--- PROVIDED INFORMATION ---
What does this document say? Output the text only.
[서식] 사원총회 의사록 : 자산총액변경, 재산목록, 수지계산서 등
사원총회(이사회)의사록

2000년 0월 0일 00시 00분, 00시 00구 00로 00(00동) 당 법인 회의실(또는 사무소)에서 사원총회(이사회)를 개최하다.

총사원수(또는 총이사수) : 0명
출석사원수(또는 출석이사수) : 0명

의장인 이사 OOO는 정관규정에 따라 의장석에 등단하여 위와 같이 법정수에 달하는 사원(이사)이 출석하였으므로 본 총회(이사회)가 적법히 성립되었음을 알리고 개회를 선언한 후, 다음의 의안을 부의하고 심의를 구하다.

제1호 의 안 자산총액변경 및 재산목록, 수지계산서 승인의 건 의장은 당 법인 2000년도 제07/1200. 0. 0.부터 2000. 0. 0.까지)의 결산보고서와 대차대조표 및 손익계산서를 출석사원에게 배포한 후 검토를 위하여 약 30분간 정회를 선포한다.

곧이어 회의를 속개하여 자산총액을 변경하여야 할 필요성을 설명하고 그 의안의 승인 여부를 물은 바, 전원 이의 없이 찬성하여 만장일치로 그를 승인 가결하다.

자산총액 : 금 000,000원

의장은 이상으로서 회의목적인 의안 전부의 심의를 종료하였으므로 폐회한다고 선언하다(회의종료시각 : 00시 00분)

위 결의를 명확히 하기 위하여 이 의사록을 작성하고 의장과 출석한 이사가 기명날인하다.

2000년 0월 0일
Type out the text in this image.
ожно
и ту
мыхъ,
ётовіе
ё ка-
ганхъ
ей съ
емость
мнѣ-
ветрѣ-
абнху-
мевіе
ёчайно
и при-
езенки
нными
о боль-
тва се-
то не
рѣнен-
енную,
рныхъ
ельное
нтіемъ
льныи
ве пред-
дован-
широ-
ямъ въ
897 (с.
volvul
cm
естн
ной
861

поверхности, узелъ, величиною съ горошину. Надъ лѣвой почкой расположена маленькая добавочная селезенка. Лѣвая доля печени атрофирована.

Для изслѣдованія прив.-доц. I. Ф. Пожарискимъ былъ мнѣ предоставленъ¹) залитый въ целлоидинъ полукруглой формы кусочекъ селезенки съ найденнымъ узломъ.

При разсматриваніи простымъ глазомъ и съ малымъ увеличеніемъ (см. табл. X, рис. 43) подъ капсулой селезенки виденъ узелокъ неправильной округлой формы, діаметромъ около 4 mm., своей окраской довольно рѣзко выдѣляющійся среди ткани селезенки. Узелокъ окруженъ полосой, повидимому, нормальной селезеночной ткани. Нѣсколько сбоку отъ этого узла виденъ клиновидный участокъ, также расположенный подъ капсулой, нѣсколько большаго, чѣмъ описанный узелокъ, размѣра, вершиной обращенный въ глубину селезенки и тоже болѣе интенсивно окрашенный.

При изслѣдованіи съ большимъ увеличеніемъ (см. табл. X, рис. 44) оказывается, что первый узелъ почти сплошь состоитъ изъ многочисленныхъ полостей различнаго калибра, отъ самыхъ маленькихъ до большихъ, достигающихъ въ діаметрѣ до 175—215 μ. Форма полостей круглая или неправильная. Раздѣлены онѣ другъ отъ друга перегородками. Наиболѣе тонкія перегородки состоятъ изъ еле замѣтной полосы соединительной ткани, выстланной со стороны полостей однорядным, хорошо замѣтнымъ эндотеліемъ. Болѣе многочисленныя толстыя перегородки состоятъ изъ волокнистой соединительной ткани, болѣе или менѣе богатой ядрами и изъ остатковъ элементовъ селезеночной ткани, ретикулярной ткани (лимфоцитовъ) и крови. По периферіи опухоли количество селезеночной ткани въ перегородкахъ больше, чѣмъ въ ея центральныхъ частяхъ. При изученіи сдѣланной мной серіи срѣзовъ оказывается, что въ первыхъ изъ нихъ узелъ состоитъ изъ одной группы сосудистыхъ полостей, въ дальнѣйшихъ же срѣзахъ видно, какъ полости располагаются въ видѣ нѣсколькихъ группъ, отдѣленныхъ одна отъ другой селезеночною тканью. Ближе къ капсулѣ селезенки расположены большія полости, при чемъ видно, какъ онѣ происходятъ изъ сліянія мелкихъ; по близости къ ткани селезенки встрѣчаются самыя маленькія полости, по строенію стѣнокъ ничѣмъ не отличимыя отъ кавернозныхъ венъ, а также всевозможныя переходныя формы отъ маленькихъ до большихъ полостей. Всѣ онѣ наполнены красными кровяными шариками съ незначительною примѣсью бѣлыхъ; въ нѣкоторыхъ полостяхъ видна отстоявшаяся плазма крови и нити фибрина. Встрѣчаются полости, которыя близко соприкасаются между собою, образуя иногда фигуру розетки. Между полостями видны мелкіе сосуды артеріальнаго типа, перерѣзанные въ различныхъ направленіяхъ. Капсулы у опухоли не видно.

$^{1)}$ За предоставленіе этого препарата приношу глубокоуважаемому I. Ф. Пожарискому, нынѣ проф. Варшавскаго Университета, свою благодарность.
---
Gather each line in the entries above where the string "재산목록" is found.

[서식] 사원총회 의사록 : 자산총액변경, 재산목록, 수지계산서 등
제1호 의 안 자산총액변경 및 재산목록, 수지계산서 승인의 건 의장은 당 법인 2000년도 제07/1200. 0. 0.부터 2000. 0. 0.까지)의 결산보고서와 대차대조표 및 손익계산서를 출석사원에게 배포한 후 검토를 위하여 약 30분간 정회를 선포한다.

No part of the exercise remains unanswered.